▸ **Directive**:
Please reproduce the data below word for word, leaving out the pictures.

▸ **Records**:
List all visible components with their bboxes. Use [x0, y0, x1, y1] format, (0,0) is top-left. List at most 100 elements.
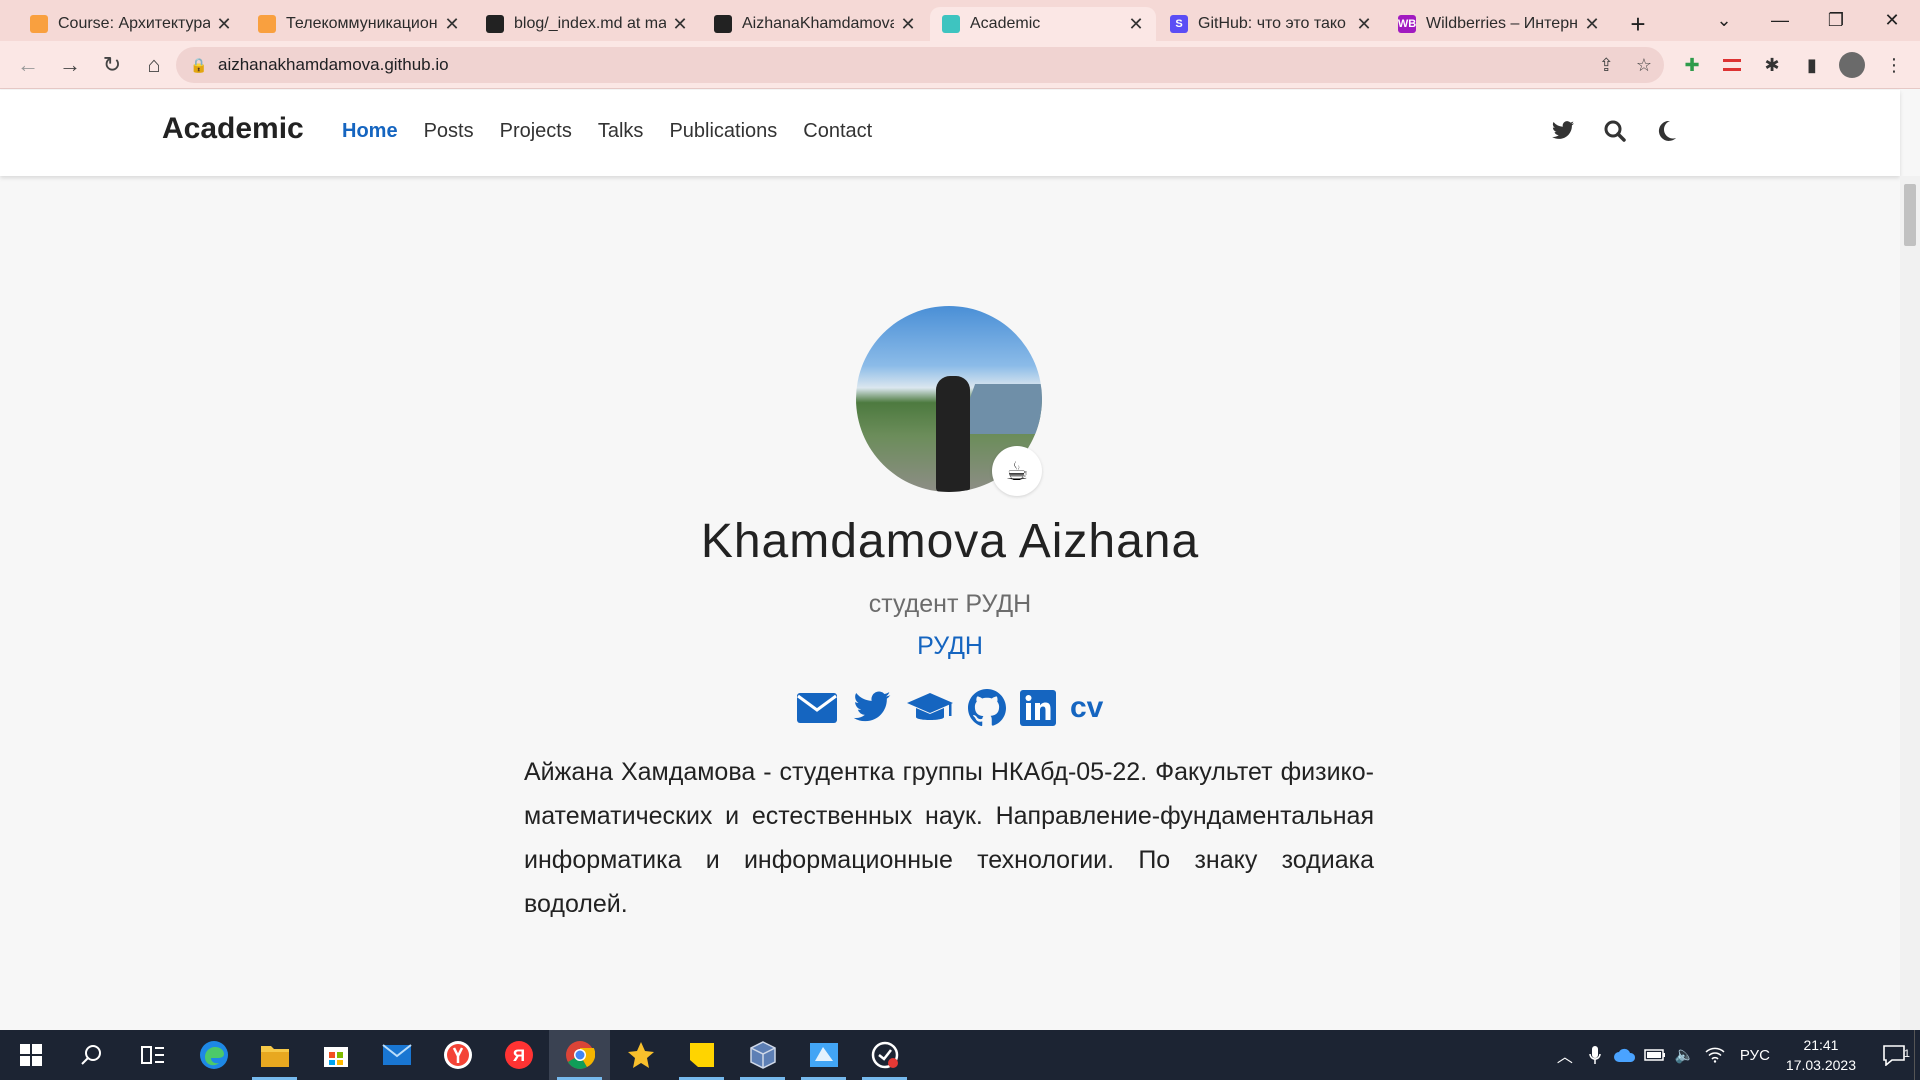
- extensions-puzzle-icon[interactable]: ✱: [1754, 47, 1790, 83]
- scrollbar-thumb[interactable]: [1904, 184, 1916, 246]
- site-navbar: Academic Home Posts Projects Talks Publicati…: [0, 90, 1900, 176]
- tab-title: AizhanaKhamdamova: [742, 15, 894, 32]
- browser-tab[interactable]: Телекоммуникацион ✕: [246, 7, 472, 41]
- status-emoji-badge: ☕: [992, 446, 1042, 496]
- profile-avatar[interactable]: [1834, 47, 1870, 83]
- file-explorer-icon[interactable]: [244, 1030, 305, 1080]
- tab-favicon-icon: [30, 15, 48, 33]
- sticky-notes-icon[interactable]: [671, 1030, 732, 1080]
- vpn-app-icon[interactable]: [793, 1030, 854, 1080]
- screen-recorder-icon[interactable]: [854, 1030, 915, 1080]
- system-tray: ︿ 🔈 РУС 21:41 17.03.2023 1: [1550, 1030, 1920, 1080]
- yandex-icon[interactable]: Я: [488, 1030, 549, 1080]
- restore-icon[interactable]: ❐: [1808, 0, 1864, 41]
- virtualbox-icon[interactable]: [732, 1030, 793, 1080]
- store-icon[interactable]: [305, 1030, 366, 1080]
- close-tab-icon[interactable]: ✕: [444, 14, 460, 35]
- extension-plus-icon[interactable]: ✚: [1674, 47, 1710, 83]
- nav-link-talks[interactable]: Talks: [598, 120, 644, 143]
- close-tab-icon[interactable]: ✕: [1356, 14, 1372, 35]
- forward-icon[interactable]: →: [50, 45, 90, 85]
- browser-tab[interactable]: blog/_index.md at ma ✕: [474, 7, 700, 41]
- search-icon[interactable]: [61, 1030, 122, 1080]
- volume-icon[interactable]: 🔈: [1670, 1045, 1700, 1065]
- tab-search-icon[interactable]: ⌄: [1696, 0, 1752, 41]
- mail-icon[interactable]: [366, 1030, 427, 1080]
- input-language[interactable]: РУС: [1740, 1047, 1770, 1064]
- wifi-icon[interactable]: [1700, 1047, 1730, 1063]
- clock-time: 21:41: [1803, 1037, 1839, 1053]
- tab-strip: Course: Архитектура ✕ Телекоммуникацион ✕ bl…: [0, 0, 1920, 41]
- organization-link[interactable]: РУДН: [917, 632, 983, 660]
- browser-tab[interactable]: S GitHub: что это тако ✕: [1158, 7, 1384, 41]
- nav-link-publications[interactable]: Publications: [669, 120, 777, 143]
- battery-icon[interactable]: [1640, 1048, 1670, 1062]
- browser-tab[interactable]: Course: Архитектура ✕: [18, 7, 244, 41]
- yandex-browser-icon[interactable]: [427, 1030, 488, 1080]
- tab-favicon-icon: [714, 15, 732, 33]
- address-bar[interactable]: 🔒 aizhanakhamdamova.github.io ⇪ ☆: [176, 47, 1664, 83]
- browser-menu-icon[interactable]: ⋮: [1876, 47, 1912, 83]
- moon-icon[interactable]: [1654, 118, 1680, 144]
- show-desktop-button[interactable]: [1914, 1030, 1920, 1080]
- reload-icon[interactable]: ↻: [92, 45, 132, 85]
- close-tab-icon[interactable]: ✕: [900, 14, 916, 35]
- star-app-icon[interactable]: [610, 1030, 671, 1080]
- browser-toolbar: ← → ↻ ⌂ 🔒 aizhanakhamdamova.github.io ⇪ …: [0, 41, 1920, 89]
- home-icon[interactable]: ⌂: [134, 45, 174, 85]
- new-tab-button[interactable]: +: [1618, 7, 1658, 41]
- twitter-icon[interactable]: [1550, 118, 1576, 144]
- task-view-icon[interactable]: [122, 1030, 183, 1080]
- site-brand[interactable]: Academic: [162, 112, 304, 146]
- microphone-icon[interactable]: [1580, 1045, 1610, 1065]
- tab-title: GitHub: что это тако: [1198, 15, 1346, 32]
- lock-icon[interactable]: 🔒: [190, 57, 207, 74]
- close-window-icon[interactable]: ✕: [1864, 0, 1920, 41]
- nav-link-projects[interactable]: Projects: [500, 120, 572, 143]
- extension-red-icon[interactable]: [1714, 47, 1750, 83]
- notification-center-icon[interactable]: 1: [1874, 1044, 1914, 1066]
- browser-tab[interactable]: WB Wildberries – Интерн ✕: [1386, 7, 1612, 41]
- nav-link-posts[interactable]: Posts: [424, 120, 474, 143]
- show-hidden-icons-icon[interactable]: ︿: [1550, 1043, 1580, 1067]
- tab-title: Academic: [970, 15, 1041, 32]
- nav-link-contact[interactable]: Contact: [803, 120, 872, 143]
- envelope-icon[interactable]: [796, 688, 838, 728]
- tab-title: Course: Архитектура: [58, 15, 210, 32]
- profile-organization: РУДН: [0, 632, 1900, 661]
- photo-person: [936, 376, 970, 492]
- back-icon[interactable]: ←: [8, 45, 48, 85]
- linkedin-icon[interactable]: [1020, 688, 1056, 728]
- chrome-icon[interactable]: [549, 1030, 610, 1080]
- onedrive-icon[interactable]: [1610, 1047, 1640, 1063]
- search-icon[interactable]: [1602, 118, 1628, 144]
- site-header-icons: [1550, 118, 1680, 144]
- minimize-icon[interactable]: —: [1752, 0, 1808, 41]
- profile-name: Khamdamova Aizhana: [700, 515, 1200, 568]
- browser-tab[interactable]: AizhanaKhamdamova ✕: [702, 7, 928, 41]
- tab-favicon-icon: WB: [1398, 15, 1416, 33]
- share-icon[interactable]: ⇪: [1599, 55, 1614, 76]
- bookmark-star-icon[interactable]: ☆: [1636, 55, 1652, 76]
- graduation-cap-icon[interactable]: [906, 688, 954, 728]
- browser-tab[interactable]: Academic ✕: [930, 7, 1156, 41]
- url-text[interactable]: aizhanakhamdamova.github.io: [218, 55, 449, 75]
- side-panel-icon[interactable]: ▮: [1794, 47, 1830, 83]
- close-tab-icon[interactable]: ✕: [672, 14, 688, 35]
- profile-role: студент РУДН: [868, 590, 1032, 618]
- taskbar-clock[interactable]: 21:41 17.03.2023: [1786, 1035, 1856, 1075]
- nav-link-home[interactable]: Home: [342, 120, 398, 143]
- twitter-icon[interactable]: [852, 688, 892, 728]
- close-tab-icon[interactable]: ✕: [1584, 14, 1600, 35]
- close-tab-icon[interactable]: ✕: [216, 14, 232, 35]
- edge-icon[interactable]: [183, 1030, 244, 1080]
- cv-icon[interactable]: cv: [1070, 688, 1103, 728]
- close-tab-icon[interactable]: ✕: [1128, 14, 1144, 35]
- tab-list: Course: Архитектура ✕ Телекоммуникацион ✕ bl…: [0, 0, 1612, 41]
- page-scrollbar[interactable]: [1900, 176, 1920, 1030]
- tab-favicon-icon: [942, 15, 960, 33]
- tab-title: Телекоммуникацион: [286, 15, 438, 32]
- tab-favicon-icon: S: [1170, 15, 1188, 33]
- start-icon[interactable]: [0, 1030, 61, 1080]
- github-icon[interactable]: [968, 688, 1006, 728]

▸ **Complete answer**:
List all visible components with their bboxes. Use [x0, y0, x1, y1] format, (0,0) is top-left. List at most 100 elements.
- extensions-puzzle-icon[interactable]: ✱: [1754, 47, 1790, 83]
- scrollbar-thumb[interactable]: [1904, 184, 1916, 246]
- site-navbar: Academic Home Posts Projects Talks Publicati…: [0, 90, 1900, 176]
- tab-title: AizhanaKhamdamova: [742, 15, 894, 32]
- browser-tab[interactable]: Телекоммуникацион ✕: [246, 7, 472, 41]
- status-emoji-badge: ☕: [992, 446, 1042, 496]
- profile-avatar[interactable]: [1834, 47, 1870, 83]
- file-explorer-icon[interactable]: [244, 1030, 305, 1080]
- tab-favicon-icon: [30, 15, 48, 33]
- sticky-notes-icon[interactable]: [671, 1030, 732, 1080]
- vpn-app-icon[interactable]: [793, 1030, 854, 1080]
- screen-recorder-icon[interactable]: [854, 1030, 915, 1080]
- system-tray: ︿ 🔈 РУС 21:41 17.03.2023 1: [1550, 1030, 1920, 1080]
- yandex-icon[interactable]: Я: [488, 1030, 549, 1080]
- restore-icon[interactable]: ❐: [1808, 0, 1864, 41]
- virtualbox-icon[interactable]: [732, 1030, 793, 1080]
- store-icon[interactable]: [305, 1030, 366, 1080]
- close-tab-icon[interactable]: ✕: [444, 14, 460, 35]
- extension-plus-icon[interactable]: ✚: [1674, 47, 1710, 83]
- nav-link-talks[interactable]: Talks: [598, 120, 644, 143]
- close-tab-icon[interactable]: ✕: [1356, 14, 1372, 35]
- forward-icon[interactable]: →: [50, 45, 90, 85]
- browser-tab[interactable]: blog/_index.md at ma ✕: [474, 7, 700, 41]
- search-icon[interactable]: [61, 1030, 122, 1080]
- volume-icon[interactable]: 🔈: [1670, 1045, 1700, 1065]
- tab-search-icon[interactable]: ⌄: [1696, 0, 1752, 41]
- mail-icon[interactable]: [366, 1030, 427, 1080]
- input-language[interactable]: РУС: [1740, 1047, 1770, 1064]
- wifi-icon[interactable]: [1700, 1047, 1730, 1063]
- clock-time: 21:41: [1803, 1037, 1839, 1053]
- tab-strip: Course: Архитектура ✕ Телекоммуникацион ✕ bl…: [0, 0, 1920, 41]
- organization-link[interactable]: РУДН: [917, 632, 983, 660]
- browser-tab[interactable]: S GitHub: что это тако ✕: [1158, 7, 1384, 41]
- nav-link-publications[interactable]: Publications: [669, 120, 777, 143]
- battery-icon[interactable]: [1640, 1048, 1670, 1062]
- browser-tab[interactable]: Course: Архитектура ✕: [18, 7, 244, 41]
- yandex-browser-icon[interactable]: [427, 1030, 488, 1080]
- tab-favicon-icon: [714, 15, 732, 33]
- address-bar[interactable]: 🔒 aizhanakhamdamova.github.io ⇪ ☆: [176, 47, 1664, 83]
- browser-menu-icon[interactable]: ⋮: [1876, 47, 1912, 83]
- moon-icon[interactable]: [1654, 118, 1680, 144]
- show-desktop-button[interactable]: [1914, 1030, 1920, 1080]
- reload-icon[interactable]: ↻: [92, 45, 132, 85]
- close-tab-icon[interactable]: ✕: [900, 14, 916, 35]
- star-app-icon[interactable]: [610, 1030, 671, 1080]
- browser-toolbar: ← → ↻ ⌂ 🔒 aizhanakhamdamova.github.io ⇪ …: [0, 41, 1920, 89]
- home-icon[interactable]: ⌂: [134, 45, 174, 85]
- new-tab-button[interactable]: +: [1618, 7, 1658, 41]
- twitter-icon[interactable]: [1550, 118, 1576, 144]
- task-view-icon[interactable]: [122, 1030, 183, 1080]
- site-brand[interactable]: Academic: [162, 112, 304, 146]
- microphone-icon[interactable]: [1580, 1045, 1610, 1065]
- tab-title: GitHub: что это тако: [1198, 15, 1346, 32]
- lock-icon[interactable]: 🔒: [190, 57, 207, 74]
- close-window-icon[interactable]: ✕: [1864, 0, 1920, 41]
- nav-link-projects[interactable]: Projects: [500, 120, 572, 143]
- extension-red-icon[interactable]: [1714, 47, 1750, 83]
- notification-center-icon[interactable]: 1: [1874, 1044, 1914, 1066]
- browser-tab[interactable]: WB Wildberries – Интерн ✕: [1386, 7, 1612, 41]
- nav-link-posts[interactable]: Posts: [424, 120, 474, 143]
- show-hidden-icons-icon[interactable]: ︿: [1550, 1043, 1580, 1067]
- tab-title: Academic: [970, 15, 1041, 32]
- nav-link-contact[interactable]: Contact: [803, 120, 872, 143]
- envelope-icon[interactable]: [796, 688, 838, 728]
- tab-title: Course: Архитектура: [58, 15, 210, 32]
- profile-organization: РУДН: [0, 632, 1900, 661]
- photo-person: [936, 376, 970, 492]
- back-icon[interactable]: ←: [8, 45, 48, 85]
- linkedin-icon[interactable]: [1020, 688, 1056, 728]
- chrome-icon[interactable]: [549, 1030, 610, 1080]
- onedrive-icon[interactable]: [1610, 1047, 1640, 1063]
- search-icon[interactable]: [1602, 118, 1628, 144]
- site-header-icons: [1550, 118, 1680, 144]
- minimize-icon[interactable]: —: [1752, 0, 1808, 41]
- profile-name: Khamdamova Aizhana: [700, 515, 1200, 568]
- browser-tab[interactable]: AizhanaKhamdamova ✕: [702, 7, 928, 41]
- tab-favicon-icon: WB: [1398, 15, 1416, 33]
- share-icon[interactable]: ⇪: [1599, 55, 1614, 76]
- bookmark-star-icon[interactable]: ☆: [1636, 55, 1652, 76]
- graduation-cap-icon[interactable]: [906, 688, 954, 728]
- browser-tab[interactable]: Academic ✕: [930, 7, 1156, 41]
- url-text[interactable]: aizhanakhamdamova.github.io: [218, 55, 449, 75]
- side-panel-icon[interactable]: ▮: [1794, 47, 1830, 83]
- close-tab-icon[interactable]: ✕: [672, 14, 688, 35]
- profile-role: студент РУДН: [868, 590, 1032, 618]
- taskbar-clock[interactable]: 21:41 17.03.2023: [1786, 1035, 1856, 1075]
- nav-link-home[interactable]: Home: [342, 120, 398, 143]
- twitter-icon[interactable]: [852, 688, 892, 728]
- close-tab-icon[interactable]: ✕: [1584, 14, 1600, 35]
- close-tab-icon[interactable]: ✕: [216, 14, 232, 35]
- edge-icon[interactable]: [183, 1030, 244, 1080]
- cv-icon[interactable]: cv: [1070, 688, 1103, 728]
- close-tab-icon[interactable]: ✕: [1128, 14, 1144, 35]
- tab-list: Course: Архитектура ✕ Телекоммуникацион ✕ bl…: [0, 0, 1612, 41]
- page-scrollbar[interactable]: [1900, 176, 1920, 1030]
- tab-favicon-icon: [942, 15, 960, 33]
- tab-title: Телекоммуникацион: [286, 15, 438, 32]
- tab-favicon-icon: S: [1170, 15, 1188, 33]
- start-icon[interactable]: [0, 1030, 61, 1080]
- github-icon[interactable]: [968, 688, 1006, 728]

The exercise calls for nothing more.